▸ **読む文章**
--------------------------------------------------

角銅真実と地元クリエイター達の縁が生んだ特別な一日。山形・文翔館ライブレポート

2025.6.18

#MUSIC

「接触=contact」を意識させられるバンドセットの演奏

『Contact』というアルバムは、ボーカル曲からインストゥルメンタルまで、バンドの織りなすアンサンブルとグルーブが印象的な作品だ。変拍子が多用されたリズムの編み目が、漂うような歌のメロディの背景で繊細なテクスチャをつくりだす。一方で、ライブはむしろ、弱音からクライマックスまでのダイナミクスがより強調され、変拍子やポリリズムはよりいっそう躍動感を増す。

“i o e o”は、まさにそうしたライブならではの楽曲のひろがりを存分に示していた。続く“蛸の女”ではチェロやコントラバス、ギターで強いミュートを使った特殊な響きも効果的に用いられ、“theatre”ではリズムが三連とスクウェアなビートを行き来し、ダンサブルでありつつ緊張感にあふれた演奏がつづく。

写真:玄宇民

ここで角銅によるMCタイムに入り、小休止。山形へ来ることになった理由を語りながら、当日バンドメンバー一同が着ていた衣装の紹介も。モノトーンで統一された衣装は、山形県寒河江市のニットブランド・BATONERの提供によるもので、角銅は同ブランドのシーズンイメージでモデルも務めている。BATONERも、吉勝制作所とならんで角銅と山形をむすびつける縁のひとつだ。

--------------------------------------------------

上に示した山形・文翔館でのライブレポートを、最後の一文のあとから書き継いでください。

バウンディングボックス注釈
--------------------------------------------------

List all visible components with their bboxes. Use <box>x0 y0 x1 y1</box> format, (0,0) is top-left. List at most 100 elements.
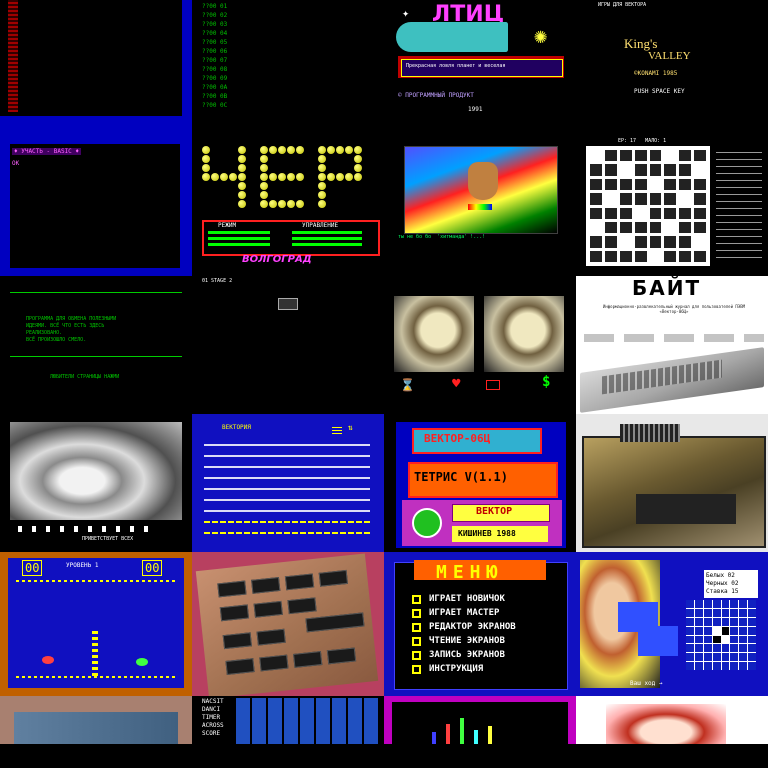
board-cell[interactable] <box>748 608 756 617</box>
board-cell[interactable] <box>686 626 694 635</box>
board-cell[interactable] <box>703 635 712 644</box>
tile-portraits[interactable]: ⌛ ♥ $ <box>384 276 576 414</box>
tile-kitten[interactable]: ПРИВЕТСТВУЕТ ВСЕХ <box>0 414 192 552</box>
tile-menu[interactable]: МЕНЮ ИГРАЕТ НОВИЧОК ИГРАЕТ МАСТЕР РЕДАКТОР… <box>384 552 576 696</box>
board-cell[interactable] <box>694 644 703 653</box>
board-cell[interactable] <box>703 617 712 626</box>
board-cell[interactable] <box>703 653 712 662</box>
board-cell[interactable] <box>721 617 730 626</box>
tile-number-grid[interactable]: NACSIT DANCI TIMER ACROSS SCORE <box>192 696 384 744</box>
board-cell[interactable] <box>686 662 694 670</box>
tile-reversi[interactable]: Белых 02 Черных 02 Ставка 15 Ваш ход → <box>576 552 768 696</box>
tile-stage[interactable]: 01 STAGE 2 <box>192 276 384 414</box>
board-cell[interactable] <box>748 600 756 608</box>
board-cell[interactable] <box>703 626 712 635</box>
board-cell[interactable] <box>712 635 721 644</box>
board-cell[interactable] <box>739 608 748 617</box>
tile-girl[interactable] <box>576 696 768 744</box>
board-cell[interactable] <box>694 626 703 635</box>
board-cell[interactable] <box>712 662 721 670</box>
tile-tetris[interactable]: ВЕКТОР-06Ц ТЕТРИС V(1.1) ВЕКТОР КИШИНЕВ … <box>384 414 576 552</box>
menu-item[interactable]: РЕДАКТОР ЭКРАНОВ <box>412 620 516 634</box>
text-line: ??00 03 <box>202 21 228 28</box>
board-cell[interactable] <box>712 600 721 608</box>
board-cell[interactable] <box>712 608 721 617</box>
chip <box>253 600 283 618</box>
board-cell[interactable] <box>730 608 739 617</box>
board-cell[interactable] <box>730 644 739 653</box>
board-cell[interactable] <box>748 617 756 626</box>
board-cell[interactable] <box>694 600 703 608</box>
board-cell[interactable] <box>686 653 694 662</box>
board-cell[interactable] <box>703 608 712 617</box>
tile-board-photo[interactable] <box>576 414 768 552</box>
tile-hex-listing[interactable]: ??00 01 ??00 02 ??00 03 ??00 04 ??00 05 ??00 … <box>192 0 384 138</box>
board-cell[interactable] <box>694 653 703 662</box>
entry-line <box>204 532 370 534</box>
menu-item[interactable]: ЧТЕНИЕ ЭКРАНОВ <box>412 634 516 648</box>
board-cell[interactable] <box>721 608 730 617</box>
board-cell[interactable] <box>730 617 739 626</box>
menu-item[interactable]: ИГРАЕТ НОВИЧОК <box>412 592 516 606</box>
board-cell[interactable] <box>730 662 739 670</box>
board-cell[interactable] <box>712 626 721 635</box>
board-cell[interactable] <box>748 626 756 635</box>
board-cell[interactable] <box>721 600 730 608</box>
board-cell[interactable] <box>694 617 703 626</box>
board-cell[interactable] <box>686 644 694 653</box>
board-cell[interactable] <box>721 626 730 635</box>
board-cell[interactable] <box>748 662 756 670</box>
tile-level[interactable]: 00 УРОВЕНЬ 1 00 <box>0 552 192 696</box>
board-cell[interactable] <box>721 662 730 670</box>
board-cell[interactable] <box>721 635 730 644</box>
board-cell[interactable] <box>739 653 748 662</box>
menu-item[interactable]: ИГРАЕТ МАСТЕР <box>412 606 516 620</box>
board-cell[interactable] <box>721 653 730 662</box>
maze-cell <box>664 178 677 191</box>
board-cell[interactable] <box>739 626 748 635</box>
board-cell[interactable] <box>703 600 712 608</box>
tile-kings-valley[interactable]: ИГРЫ ДЛЯ ВЕКТОРА King's VALLEY ©KONAMI 1… <box>576 0 768 138</box>
board-cell[interactable] <box>712 644 721 653</box>
tile-rider[interactable]: ты не бо бо 'хитманда' !...! <box>384 138 576 276</box>
board-cell[interactable] <box>730 600 739 608</box>
board-cell[interactable] <box>712 653 721 662</box>
board-cell[interactable] <box>694 662 703 670</box>
board-cell[interactable] <box>694 608 703 617</box>
board-cell[interactable] <box>686 608 694 617</box>
tile-cher[interactable]: РЕЖИМ УПРАВЛЕНИЕ ВОЛГОГРАД <box>192 138 384 276</box>
tile-bars[interactable] <box>384 696 576 744</box>
board-cell[interactable] <box>748 653 756 662</box>
board-cell[interactable] <box>721 644 730 653</box>
tile-vectoria[interactable]: ВЕКТОРИЯ ⇅ <box>192 414 384 552</box>
board-cell[interactable] <box>739 635 748 644</box>
board-cell[interactable] <box>730 653 739 662</box>
tile-green-text[interactable]: ПРОГРАММА ДЛЯ ОБМЕНА ПОЛЕЗНЫМИ ИДЕЯМИ. ВС… <box>0 276 192 414</box>
tile-ptitsy[interactable]: ЛТИЦ ✦ ✺ Прекрасная ловля планет и весел… <box>384 0 576 138</box>
tile-bait[interactable]: БАЙТ Информационно-развлекательный журна… <box>576 276 768 414</box>
board-cell[interactable] <box>730 635 739 644</box>
board-cell[interactable] <box>703 644 712 653</box>
board-cell[interactable] <box>730 626 739 635</box>
board-cell[interactable] <box>694 635 703 644</box>
board-cell[interactable] <box>739 600 748 608</box>
menu-item[interactable]: ИНСТРУКЦИЯ <box>412 662 516 676</box>
board-cell[interactable] <box>712 617 721 626</box>
tile-board-green[interactable] <box>0 696 192 744</box>
board-cell[interactable] <box>748 644 756 653</box>
board-cell[interactable] <box>686 600 694 608</box>
tile-red-stripes[interactable] <box>0 0 192 138</box>
title-dot <box>296 200 304 208</box>
board-cell[interactable] <box>739 662 748 670</box>
board-cell[interactable] <box>703 662 712 670</box>
tile-pcb[interactable] <box>192 552 384 696</box>
board-cell[interactable] <box>748 635 756 644</box>
tile-basic[interactable]: ♦ УЧАСТЬ - BASIC ♦ OK <box>0 138 192 276</box>
menu-item[interactable]: ЗАПИСЬ ЭКРАНОВ <box>412 648 516 662</box>
tile-maze[interactable]: ЕР: 17 МАЛО: 1 <box>576 138 768 276</box>
board-cell[interactable] <box>686 635 694 644</box>
basic-prompt: OK <box>12 160 20 167</box>
board-cell[interactable] <box>686 617 694 626</box>
board-cell[interactable] <box>739 644 748 653</box>
board-cell[interactable] <box>739 617 748 626</box>
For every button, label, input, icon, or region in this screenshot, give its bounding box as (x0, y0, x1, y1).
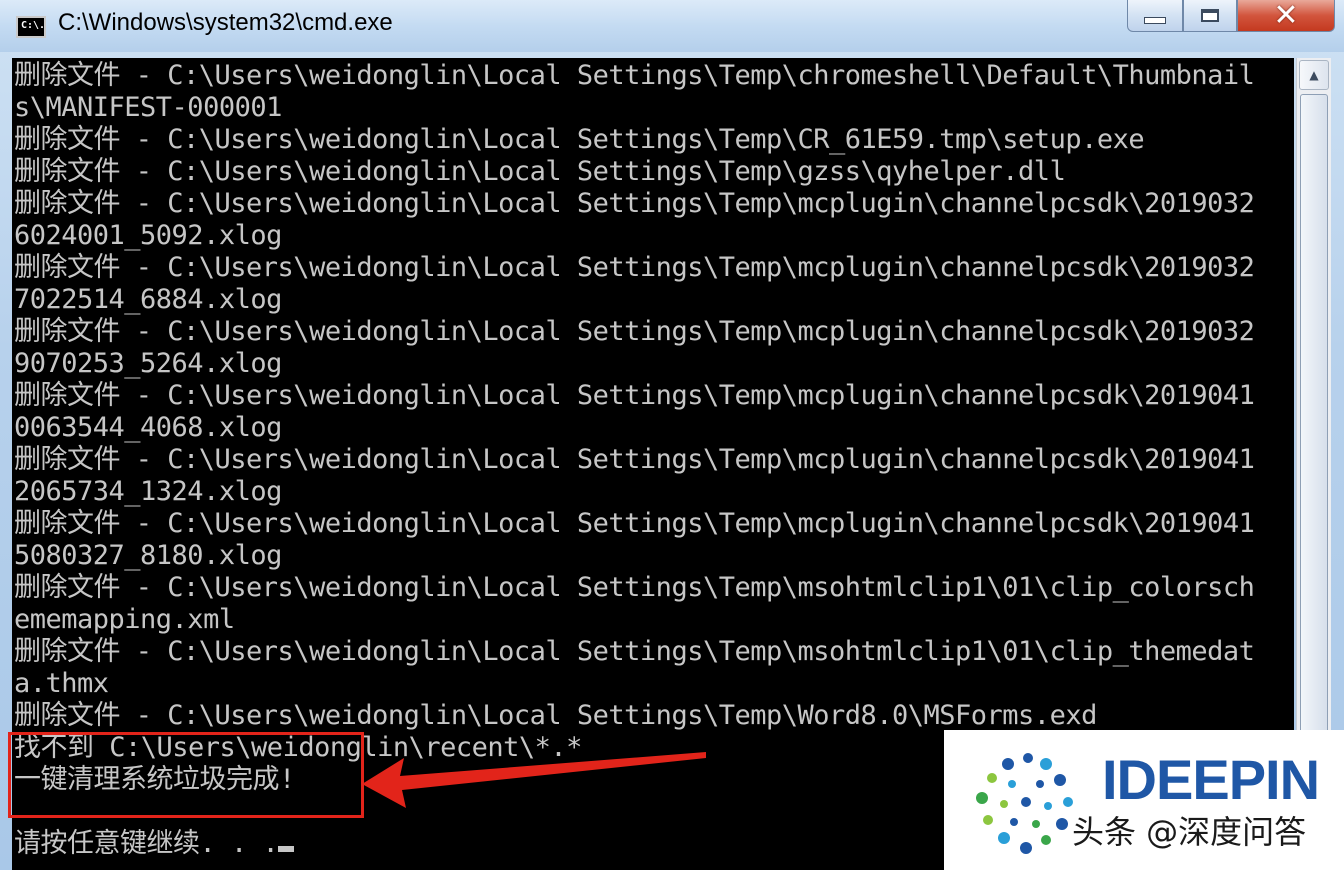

--------------------------------------------------

▸ **本課題の解答**
MC明けは、前作『oar』から“November 21”。目元を覆うマスクをつけた角銅が、ハンドマイクを手にステージ中央へ出て歌い出す。続いては『Contact』に戻り、インストの2曲が続けて演奏された。プログレやポストロックを思わせるアンサンブルが印象的な“Flying Mountain”は、ライブならではの弱音の表現がさらにドラマティックな展開をつくりだし、ミニマルミュージック的なリフの絡み合いからなる「鯨の庭」も、静謐な反復のなかで息を呑むような時間が流れてゆく。

多彩な奏法を交えた演奏を見ているうちに、ここで鳴らされている音の大半が、人と楽器との物理的なcontact、すなわち接触を通じてうまれていることに気付いた。パーカッションはもちろんのこと、弦楽器もまた、弦の抑え方やはじき方、こすり方によって多彩な音をつくりだす。たとえば巌のチェロがメロディアスで艶やかな響きのかわりに複雑な倍音やノイズを響かせ、光永のシンバルが黒板をひっかくような音をたてるとき、もっとも文字通りの意味での接触がこの空間をつくっている。それは『Contact』というアルバムを聴くのとはまた違う、このバンドセットならではの接触の発見でもあった。